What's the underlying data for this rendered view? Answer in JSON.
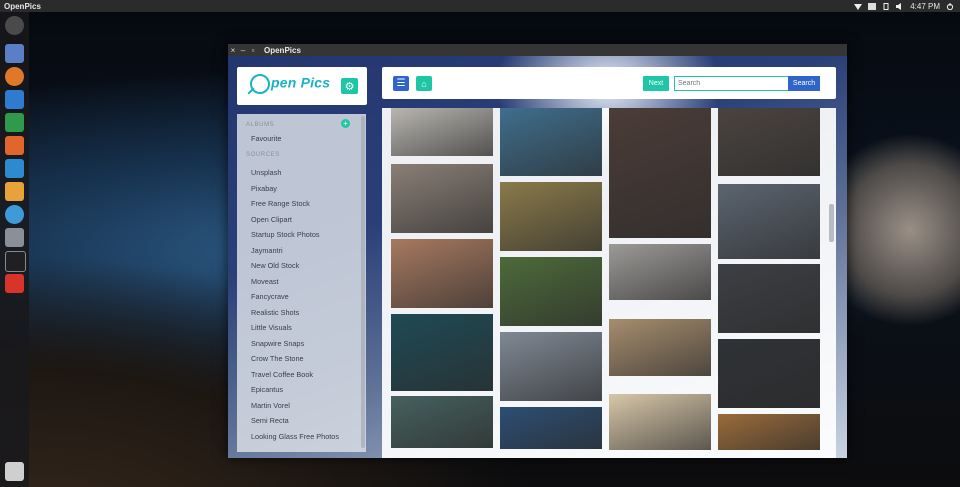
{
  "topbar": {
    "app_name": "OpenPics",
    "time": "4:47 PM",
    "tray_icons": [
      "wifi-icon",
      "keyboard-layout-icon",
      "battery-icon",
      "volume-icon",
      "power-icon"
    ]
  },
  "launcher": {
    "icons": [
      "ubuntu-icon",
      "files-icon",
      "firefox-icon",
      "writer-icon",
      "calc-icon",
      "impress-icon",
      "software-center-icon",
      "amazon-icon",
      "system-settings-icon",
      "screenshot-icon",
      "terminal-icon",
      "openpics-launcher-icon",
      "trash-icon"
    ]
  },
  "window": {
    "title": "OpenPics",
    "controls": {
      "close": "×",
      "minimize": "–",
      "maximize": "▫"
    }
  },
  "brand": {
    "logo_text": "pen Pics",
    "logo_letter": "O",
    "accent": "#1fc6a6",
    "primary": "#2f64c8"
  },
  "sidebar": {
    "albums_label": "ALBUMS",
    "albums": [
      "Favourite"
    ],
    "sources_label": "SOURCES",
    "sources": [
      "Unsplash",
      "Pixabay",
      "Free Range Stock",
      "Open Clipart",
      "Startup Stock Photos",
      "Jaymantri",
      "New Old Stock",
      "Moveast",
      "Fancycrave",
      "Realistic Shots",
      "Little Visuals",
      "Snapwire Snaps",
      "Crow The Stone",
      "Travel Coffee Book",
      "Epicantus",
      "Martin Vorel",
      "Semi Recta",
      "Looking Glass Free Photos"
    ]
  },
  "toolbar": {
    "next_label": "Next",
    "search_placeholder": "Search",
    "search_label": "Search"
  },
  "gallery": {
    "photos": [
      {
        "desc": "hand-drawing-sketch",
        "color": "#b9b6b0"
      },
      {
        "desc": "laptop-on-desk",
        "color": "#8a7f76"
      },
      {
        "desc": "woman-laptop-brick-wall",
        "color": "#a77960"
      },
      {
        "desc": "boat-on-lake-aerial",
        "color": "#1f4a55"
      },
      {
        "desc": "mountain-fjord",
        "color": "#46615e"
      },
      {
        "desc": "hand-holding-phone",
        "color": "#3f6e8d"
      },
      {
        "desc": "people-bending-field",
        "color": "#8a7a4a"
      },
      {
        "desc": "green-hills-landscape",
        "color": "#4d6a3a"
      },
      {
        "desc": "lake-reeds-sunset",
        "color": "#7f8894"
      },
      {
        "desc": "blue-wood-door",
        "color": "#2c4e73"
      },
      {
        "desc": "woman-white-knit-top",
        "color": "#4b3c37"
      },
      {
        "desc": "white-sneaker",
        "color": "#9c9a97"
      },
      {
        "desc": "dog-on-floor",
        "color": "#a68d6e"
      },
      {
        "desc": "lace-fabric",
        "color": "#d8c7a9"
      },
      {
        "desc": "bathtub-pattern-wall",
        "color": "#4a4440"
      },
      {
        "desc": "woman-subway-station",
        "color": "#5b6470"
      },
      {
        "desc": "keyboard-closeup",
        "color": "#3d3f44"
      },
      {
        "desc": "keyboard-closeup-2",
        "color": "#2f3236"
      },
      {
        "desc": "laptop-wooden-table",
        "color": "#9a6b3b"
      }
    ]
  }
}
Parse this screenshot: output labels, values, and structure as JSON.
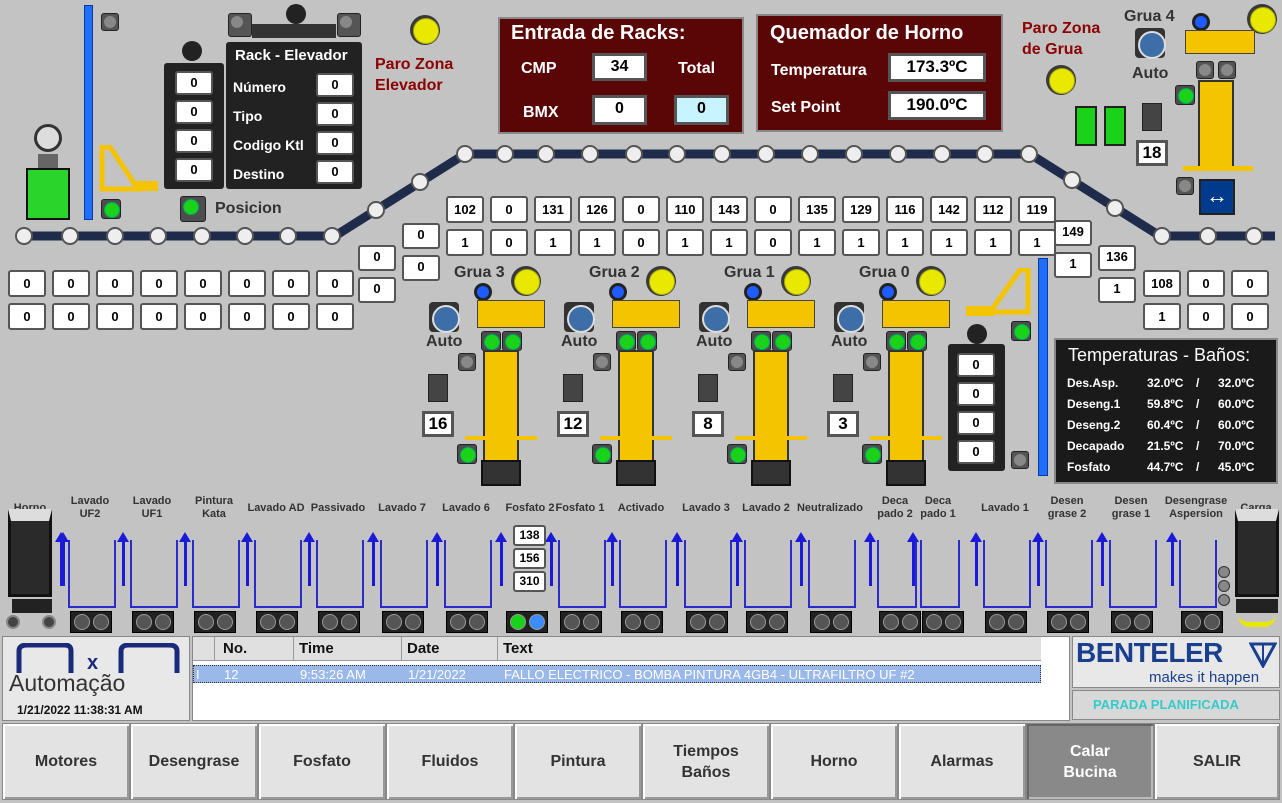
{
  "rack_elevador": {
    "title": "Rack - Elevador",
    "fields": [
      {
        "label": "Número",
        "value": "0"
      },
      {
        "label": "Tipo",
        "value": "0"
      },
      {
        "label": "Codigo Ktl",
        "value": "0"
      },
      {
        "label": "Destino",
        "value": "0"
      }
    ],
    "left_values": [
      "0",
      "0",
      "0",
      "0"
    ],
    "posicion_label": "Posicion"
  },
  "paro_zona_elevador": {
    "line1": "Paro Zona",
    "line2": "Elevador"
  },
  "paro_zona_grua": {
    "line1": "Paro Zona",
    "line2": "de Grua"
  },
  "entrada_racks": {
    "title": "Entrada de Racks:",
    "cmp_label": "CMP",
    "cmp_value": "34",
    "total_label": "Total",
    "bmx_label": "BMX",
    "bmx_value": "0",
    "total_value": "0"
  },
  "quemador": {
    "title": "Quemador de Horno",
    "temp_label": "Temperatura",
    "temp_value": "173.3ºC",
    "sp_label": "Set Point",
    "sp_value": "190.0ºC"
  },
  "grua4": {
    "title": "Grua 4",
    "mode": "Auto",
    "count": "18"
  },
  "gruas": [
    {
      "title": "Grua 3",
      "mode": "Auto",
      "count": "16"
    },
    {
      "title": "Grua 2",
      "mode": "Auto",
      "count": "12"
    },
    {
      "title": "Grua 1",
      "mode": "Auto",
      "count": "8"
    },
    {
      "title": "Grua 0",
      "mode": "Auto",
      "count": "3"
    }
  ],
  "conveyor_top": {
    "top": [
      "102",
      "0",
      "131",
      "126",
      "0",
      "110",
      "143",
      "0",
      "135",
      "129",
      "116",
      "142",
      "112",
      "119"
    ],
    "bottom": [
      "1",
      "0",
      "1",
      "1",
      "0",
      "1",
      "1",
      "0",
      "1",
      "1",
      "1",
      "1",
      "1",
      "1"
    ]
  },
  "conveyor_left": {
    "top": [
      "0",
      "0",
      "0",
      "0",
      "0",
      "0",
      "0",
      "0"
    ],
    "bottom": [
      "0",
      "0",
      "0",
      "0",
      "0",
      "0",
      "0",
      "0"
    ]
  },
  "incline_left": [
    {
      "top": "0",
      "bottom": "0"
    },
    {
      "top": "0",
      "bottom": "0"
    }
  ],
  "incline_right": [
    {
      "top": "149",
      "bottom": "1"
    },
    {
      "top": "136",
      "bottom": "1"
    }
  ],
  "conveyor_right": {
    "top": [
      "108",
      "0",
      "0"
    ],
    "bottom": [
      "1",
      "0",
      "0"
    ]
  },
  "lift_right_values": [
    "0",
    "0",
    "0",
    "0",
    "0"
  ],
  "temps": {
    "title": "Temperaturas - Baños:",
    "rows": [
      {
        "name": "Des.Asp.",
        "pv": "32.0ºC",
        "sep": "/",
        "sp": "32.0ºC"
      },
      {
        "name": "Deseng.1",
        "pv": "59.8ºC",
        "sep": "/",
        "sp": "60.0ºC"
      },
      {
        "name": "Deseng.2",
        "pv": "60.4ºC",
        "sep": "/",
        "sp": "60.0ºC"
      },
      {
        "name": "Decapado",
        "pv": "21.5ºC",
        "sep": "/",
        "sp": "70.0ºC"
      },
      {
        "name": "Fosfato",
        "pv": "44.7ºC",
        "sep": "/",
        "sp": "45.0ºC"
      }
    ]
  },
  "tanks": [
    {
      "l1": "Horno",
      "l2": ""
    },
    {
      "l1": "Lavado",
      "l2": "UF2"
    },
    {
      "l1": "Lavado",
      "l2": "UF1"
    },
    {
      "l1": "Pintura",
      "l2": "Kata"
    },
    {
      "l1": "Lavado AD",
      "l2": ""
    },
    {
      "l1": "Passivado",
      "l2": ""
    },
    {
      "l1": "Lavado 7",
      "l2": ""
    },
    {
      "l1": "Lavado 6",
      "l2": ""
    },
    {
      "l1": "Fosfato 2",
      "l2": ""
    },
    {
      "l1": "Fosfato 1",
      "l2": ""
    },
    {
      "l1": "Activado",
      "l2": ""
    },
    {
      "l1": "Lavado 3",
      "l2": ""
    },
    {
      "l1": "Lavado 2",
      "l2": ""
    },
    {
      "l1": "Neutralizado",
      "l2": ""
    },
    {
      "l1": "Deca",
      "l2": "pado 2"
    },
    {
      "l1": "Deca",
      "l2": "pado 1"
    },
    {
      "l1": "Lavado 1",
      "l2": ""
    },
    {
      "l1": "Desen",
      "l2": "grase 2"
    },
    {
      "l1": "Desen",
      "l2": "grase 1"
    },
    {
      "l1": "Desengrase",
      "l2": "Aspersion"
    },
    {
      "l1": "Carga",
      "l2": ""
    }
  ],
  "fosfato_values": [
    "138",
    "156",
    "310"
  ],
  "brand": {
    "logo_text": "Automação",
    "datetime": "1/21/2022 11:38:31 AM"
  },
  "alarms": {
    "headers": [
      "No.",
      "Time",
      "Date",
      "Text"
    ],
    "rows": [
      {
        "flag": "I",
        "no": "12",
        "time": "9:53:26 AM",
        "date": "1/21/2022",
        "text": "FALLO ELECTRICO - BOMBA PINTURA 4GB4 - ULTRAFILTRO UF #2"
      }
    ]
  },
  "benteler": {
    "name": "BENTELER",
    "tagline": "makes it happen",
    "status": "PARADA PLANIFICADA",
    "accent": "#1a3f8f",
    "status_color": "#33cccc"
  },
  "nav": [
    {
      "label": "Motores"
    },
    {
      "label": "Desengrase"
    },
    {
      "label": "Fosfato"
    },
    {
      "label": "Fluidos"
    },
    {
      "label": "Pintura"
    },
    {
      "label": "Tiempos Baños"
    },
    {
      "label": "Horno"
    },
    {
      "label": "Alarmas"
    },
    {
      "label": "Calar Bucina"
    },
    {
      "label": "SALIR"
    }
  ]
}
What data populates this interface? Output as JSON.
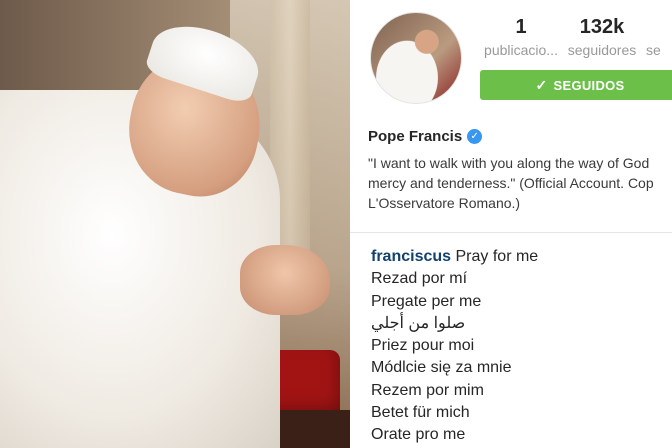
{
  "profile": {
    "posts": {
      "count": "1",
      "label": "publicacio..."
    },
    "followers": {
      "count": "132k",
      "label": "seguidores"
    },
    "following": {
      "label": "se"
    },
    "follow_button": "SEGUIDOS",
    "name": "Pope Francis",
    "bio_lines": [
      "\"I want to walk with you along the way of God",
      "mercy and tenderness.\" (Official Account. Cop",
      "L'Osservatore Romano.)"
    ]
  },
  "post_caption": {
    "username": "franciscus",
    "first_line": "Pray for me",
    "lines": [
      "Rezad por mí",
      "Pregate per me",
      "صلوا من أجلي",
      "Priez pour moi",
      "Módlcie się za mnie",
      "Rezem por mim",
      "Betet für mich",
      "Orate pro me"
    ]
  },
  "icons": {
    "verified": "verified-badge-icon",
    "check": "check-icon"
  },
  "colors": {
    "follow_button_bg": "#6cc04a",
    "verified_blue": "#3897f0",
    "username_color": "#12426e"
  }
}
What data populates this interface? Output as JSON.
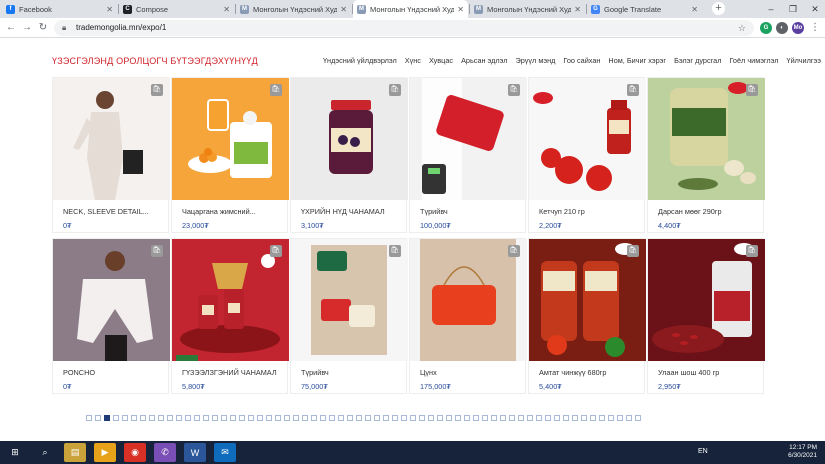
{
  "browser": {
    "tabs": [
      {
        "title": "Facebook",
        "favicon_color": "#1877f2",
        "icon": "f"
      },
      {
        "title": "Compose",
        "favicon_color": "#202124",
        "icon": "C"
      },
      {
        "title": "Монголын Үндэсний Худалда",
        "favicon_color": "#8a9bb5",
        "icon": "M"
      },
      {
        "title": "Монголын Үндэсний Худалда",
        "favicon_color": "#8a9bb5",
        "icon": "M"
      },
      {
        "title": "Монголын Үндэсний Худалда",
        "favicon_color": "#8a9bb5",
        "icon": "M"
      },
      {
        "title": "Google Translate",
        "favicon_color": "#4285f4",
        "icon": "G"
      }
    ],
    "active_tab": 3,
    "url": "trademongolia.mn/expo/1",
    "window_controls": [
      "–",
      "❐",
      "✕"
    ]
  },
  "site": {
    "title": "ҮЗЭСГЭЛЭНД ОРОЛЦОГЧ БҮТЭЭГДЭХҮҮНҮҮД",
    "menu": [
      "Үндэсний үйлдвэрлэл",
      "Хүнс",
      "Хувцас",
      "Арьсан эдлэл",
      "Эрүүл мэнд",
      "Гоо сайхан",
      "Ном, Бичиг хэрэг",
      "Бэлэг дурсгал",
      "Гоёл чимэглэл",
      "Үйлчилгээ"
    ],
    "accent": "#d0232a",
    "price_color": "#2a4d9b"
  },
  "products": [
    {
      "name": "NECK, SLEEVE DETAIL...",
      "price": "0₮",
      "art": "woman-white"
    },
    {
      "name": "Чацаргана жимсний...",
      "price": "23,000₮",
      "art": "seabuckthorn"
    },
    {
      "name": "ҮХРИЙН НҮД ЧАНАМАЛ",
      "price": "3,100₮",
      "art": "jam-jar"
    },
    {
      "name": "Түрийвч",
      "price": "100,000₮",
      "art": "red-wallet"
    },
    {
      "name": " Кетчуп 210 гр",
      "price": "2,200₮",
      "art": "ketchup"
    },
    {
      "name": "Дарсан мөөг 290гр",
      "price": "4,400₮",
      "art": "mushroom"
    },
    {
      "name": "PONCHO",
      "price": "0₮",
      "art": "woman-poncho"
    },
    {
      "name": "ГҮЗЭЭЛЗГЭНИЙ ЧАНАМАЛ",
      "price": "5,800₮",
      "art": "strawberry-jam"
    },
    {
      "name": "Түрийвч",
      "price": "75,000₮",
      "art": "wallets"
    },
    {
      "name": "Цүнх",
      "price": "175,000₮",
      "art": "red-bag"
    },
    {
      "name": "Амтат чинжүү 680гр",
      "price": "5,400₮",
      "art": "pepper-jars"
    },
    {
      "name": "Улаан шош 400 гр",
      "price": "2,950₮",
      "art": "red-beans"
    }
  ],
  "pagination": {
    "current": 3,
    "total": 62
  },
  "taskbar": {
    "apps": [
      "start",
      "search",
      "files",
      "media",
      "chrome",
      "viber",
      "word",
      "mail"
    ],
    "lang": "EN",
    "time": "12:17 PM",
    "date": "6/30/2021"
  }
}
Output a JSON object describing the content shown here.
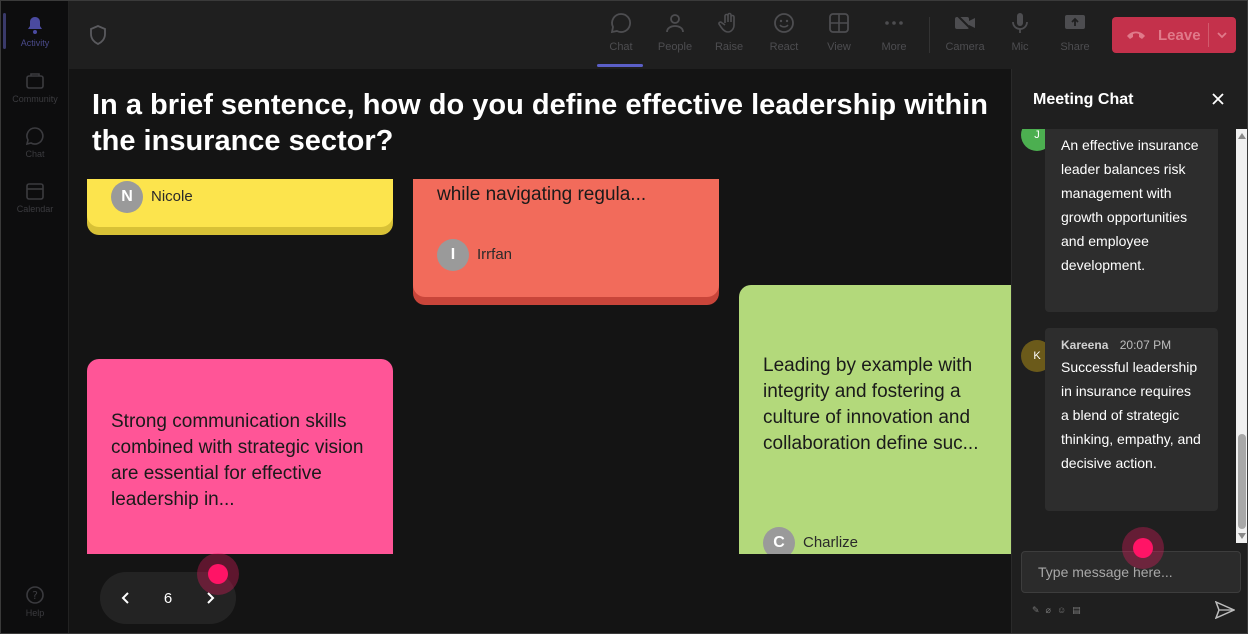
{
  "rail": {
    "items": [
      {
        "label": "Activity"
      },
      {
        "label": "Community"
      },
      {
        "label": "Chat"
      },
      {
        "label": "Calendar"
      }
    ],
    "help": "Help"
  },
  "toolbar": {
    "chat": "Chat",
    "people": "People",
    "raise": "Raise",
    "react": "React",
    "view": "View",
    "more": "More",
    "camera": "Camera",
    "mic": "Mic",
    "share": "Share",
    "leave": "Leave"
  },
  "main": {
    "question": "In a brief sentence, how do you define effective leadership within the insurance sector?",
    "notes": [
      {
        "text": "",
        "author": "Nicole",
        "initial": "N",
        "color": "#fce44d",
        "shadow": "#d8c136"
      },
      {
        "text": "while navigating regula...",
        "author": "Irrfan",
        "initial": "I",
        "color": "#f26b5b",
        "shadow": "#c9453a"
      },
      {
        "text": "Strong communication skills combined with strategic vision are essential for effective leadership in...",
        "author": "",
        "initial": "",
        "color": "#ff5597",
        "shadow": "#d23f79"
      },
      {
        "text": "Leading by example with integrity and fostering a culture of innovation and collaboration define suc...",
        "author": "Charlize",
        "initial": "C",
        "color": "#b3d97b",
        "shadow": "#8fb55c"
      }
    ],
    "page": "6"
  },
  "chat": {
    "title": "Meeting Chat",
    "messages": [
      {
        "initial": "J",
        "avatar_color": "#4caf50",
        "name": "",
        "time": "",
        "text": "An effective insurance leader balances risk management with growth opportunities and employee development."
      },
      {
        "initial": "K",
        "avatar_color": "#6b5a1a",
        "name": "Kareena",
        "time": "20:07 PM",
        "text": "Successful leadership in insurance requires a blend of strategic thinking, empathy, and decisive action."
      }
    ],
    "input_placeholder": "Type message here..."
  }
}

Work to complete: Find the word "ЧАНАМАЛ" in the data and copy out each line where it turns up.

Written response:
      "name": "ҮХРИЙН НҮД ЧАНАМАЛ",
      "name": "ГҮЗЭЭЛЗГЭНИЙ ЧАНАМАЛ",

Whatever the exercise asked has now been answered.